Please write out the records below word for word, leaving out the pictures.

........

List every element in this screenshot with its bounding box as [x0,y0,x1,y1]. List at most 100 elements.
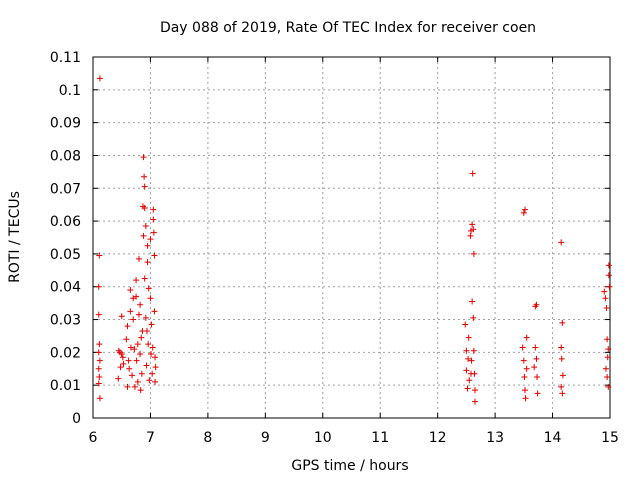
data-point [134,378,141,385]
data-point [463,367,470,374]
y-tick-label: 0.02 [50,345,81,361]
data-point [96,373,103,380]
data-point [124,323,131,330]
data-point [151,252,158,259]
data-point [470,226,477,233]
data-point [533,301,540,308]
data-point [125,357,132,364]
data-point [523,365,530,372]
data-point [470,347,477,354]
data-point [95,311,102,318]
data-points [95,75,613,405]
data-point [95,365,102,372]
data-point [532,344,539,351]
data-point [131,383,138,390]
data-point [127,308,134,315]
data-point [120,360,127,367]
x-tick-label: 10 [314,430,332,446]
data-point [472,398,479,405]
data-point [152,364,159,371]
data-point [135,255,142,262]
data-point [465,355,472,362]
x-tick-label: 8 [203,430,212,446]
data-point [521,373,528,380]
data-point [605,262,612,269]
data-point [118,351,125,358]
data-point [126,365,133,372]
data-point [123,336,130,343]
data-point [146,377,153,384]
data-point [141,183,148,190]
data-point [133,357,140,364]
data-point [144,242,151,249]
data-point [469,170,476,177]
data-point [134,341,141,348]
data-point [601,288,608,295]
data-point [531,364,538,371]
data-point [119,354,126,361]
y-tick-label: 0.09 [50,116,81,132]
gridlines [93,57,610,418]
x-tick-label: 13 [486,430,504,446]
data-point [534,390,541,397]
data-point [96,75,103,82]
data-point [533,355,540,362]
data-point [462,321,469,328]
data-point [148,351,155,358]
data-point [152,378,159,385]
data-point [522,395,529,402]
data-point [467,370,474,377]
x-tick-label: 14 [544,430,562,446]
data-point [150,229,157,236]
data-point [137,301,144,308]
data-point [137,351,144,358]
data-point [143,328,150,335]
y-tick-label: 0.1 [59,83,81,99]
data-point [140,232,147,239]
data-point [95,380,102,387]
data-point [138,334,145,341]
data-point [605,383,612,390]
data-point [469,221,476,228]
data-point [604,336,611,343]
chart-title: Day 088 of 2019, Rate Of TEC Index for r… [160,20,536,36]
x-tick-label: 12 [429,430,447,446]
y-axis-label: ROTI / TECUs [7,191,23,283]
data-point [96,395,103,402]
data-point [521,387,528,394]
data-point [96,357,103,364]
data-point [603,305,610,312]
y-tick-label: 0.06 [50,214,81,230]
data-point [463,347,470,354]
y-tick-label: 0.08 [50,148,81,164]
data-point [147,236,154,243]
data-point [558,355,565,362]
data-point [558,344,565,351]
x-axis-label: GPS time / hours [291,458,408,474]
x-tick-label: 9 [261,430,270,446]
data-point [558,383,565,390]
data-point [521,206,528,213]
data-point [129,372,136,379]
data-point [558,239,565,246]
data-point [523,334,530,341]
x-tick-label: 6 [89,430,98,446]
data-point [142,223,149,230]
data-point [95,349,102,356]
data-point [145,341,152,348]
data-point [559,390,566,397]
data-point [520,209,527,216]
data-point [604,373,611,380]
data-point [520,357,527,364]
data-point [151,308,158,315]
data-point [604,354,611,361]
data-point [144,259,151,266]
data-point [605,272,612,279]
data-point [467,232,474,239]
data-point [519,344,526,351]
data-point [95,283,102,290]
data-point [149,344,156,351]
data-point [133,293,140,300]
y-tick-label: 0.04 [50,280,81,296]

........

▸ RESULT OF THE TASK
List every element in this screenshot with its bounding box as [x0,y0,x1,y1]. List at most 100 elements.
data-point [134,378,141,385]
data-point [463,367,470,374]
y-tick-label: 0.02 [50,345,81,361]
data-point [96,373,103,380]
data-point [124,323,131,330]
data-point [151,252,158,259]
data-point [470,226,477,233]
data-point [533,301,540,308]
data-point [125,357,132,364]
data-point [523,365,530,372]
data-point [470,347,477,354]
data-point [95,311,102,318]
data-points [95,75,613,405]
data-point [95,365,102,372]
data-point [532,344,539,351]
data-point [131,383,138,390]
data-point [127,308,134,315]
data-point [120,360,127,367]
x-tick-label: 10 [314,430,332,446]
data-point [472,398,479,405]
data-point [152,364,159,371]
data-point [135,255,142,262]
data-point [465,355,472,362]
x-tick-label: 8 [203,430,212,446]
data-point [521,373,528,380]
data-point [605,262,612,269]
data-point [118,351,125,358]
data-point [126,365,133,372]
data-point [123,336,130,343]
data-point [146,377,153,384]
data-point [141,183,148,190]
data-point [133,357,140,364]
data-point [144,242,151,249]
data-point [469,170,476,177]
data-point [134,341,141,348]
data-point [601,288,608,295]
data-point [531,364,538,371]
data-point [119,354,126,361]
y-tick-label: 0.09 [50,116,81,132]
gridlines [93,57,610,418]
x-tick-label: 13 [486,430,504,446]
data-point [534,390,541,397]
data-point [96,75,103,82]
data-point [533,355,540,362]
data-point [462,321,469,328]
data-point [148,351,155,358]
data-point [152,378,159,385]
data-point [522,395,529,402]
data-point [467,370,474,377]
x-tick-label: 14 [544,430,562,446]
data-point [150,229,157,236]
data-point [137,301,144,308]
data-point [137,351,144,358]
data-point [143,328,150,335]
y-tick-label: 0.1 [59,83,81,99]
data-point [140,232,147,239]
data-point [95,380,102,387]
data-point [138,334,145,341]
data-point [605,383,612,390]
data-point [469,221,476,228]
data-point [604,336,611,343]
chart-title: Day 088 of 2019, Rate Of TEC Index for r… [160,20,536,36]
x-tick-label: 12 [429,430,447,446]
y-axis-label: ROTI / TECUs [7,191,23,283]
data-point [96,395,103,402]
data-point [521,387,528,394]
data-point [96,357,103,364]
data-point [603,305,610,312]
y-tick-label: 0.06 [50,214,81,230]
data-point [463,347,470,354]
y-tick-label: 0.08 [50,148,81,164]
data-point [147,236,154,243]
data-point [558,355,565,362]
data-point [558,344,565,351]
x-axis-label: GPS time / hours [291,458,408,474]
x-tick-label: 9 [261,430,270,446]
data-point [558,383,565,390]
data-point [521,206,528,213]
data-point [129,372,136,379]
data-point [558,239,565,246]
data-point [523,334,530,341]
x-tick-label: 6 [89,430,98,446]
data-point [142,223,149,230]
data-point [95,349,102,356]
data-point [145,341,152,348]
data-point [559,390,566,397]
data-point [520,209,527,216]
data-point [604,373,611,380]
data-point [520,357,527,364]
data-point [151,308,158,315]
data-point [604,354,611,361]
data-point [144,259,151,266]
data-point [605,272,612,279]
data-point [467,232,474,239]
data-point [519,344,526,351]
data-point [95,283,102,290]
data-point [149,344,156,351]
data-point [133,293,140,300]
y-tick-label: 0.04 [50,280,81,296]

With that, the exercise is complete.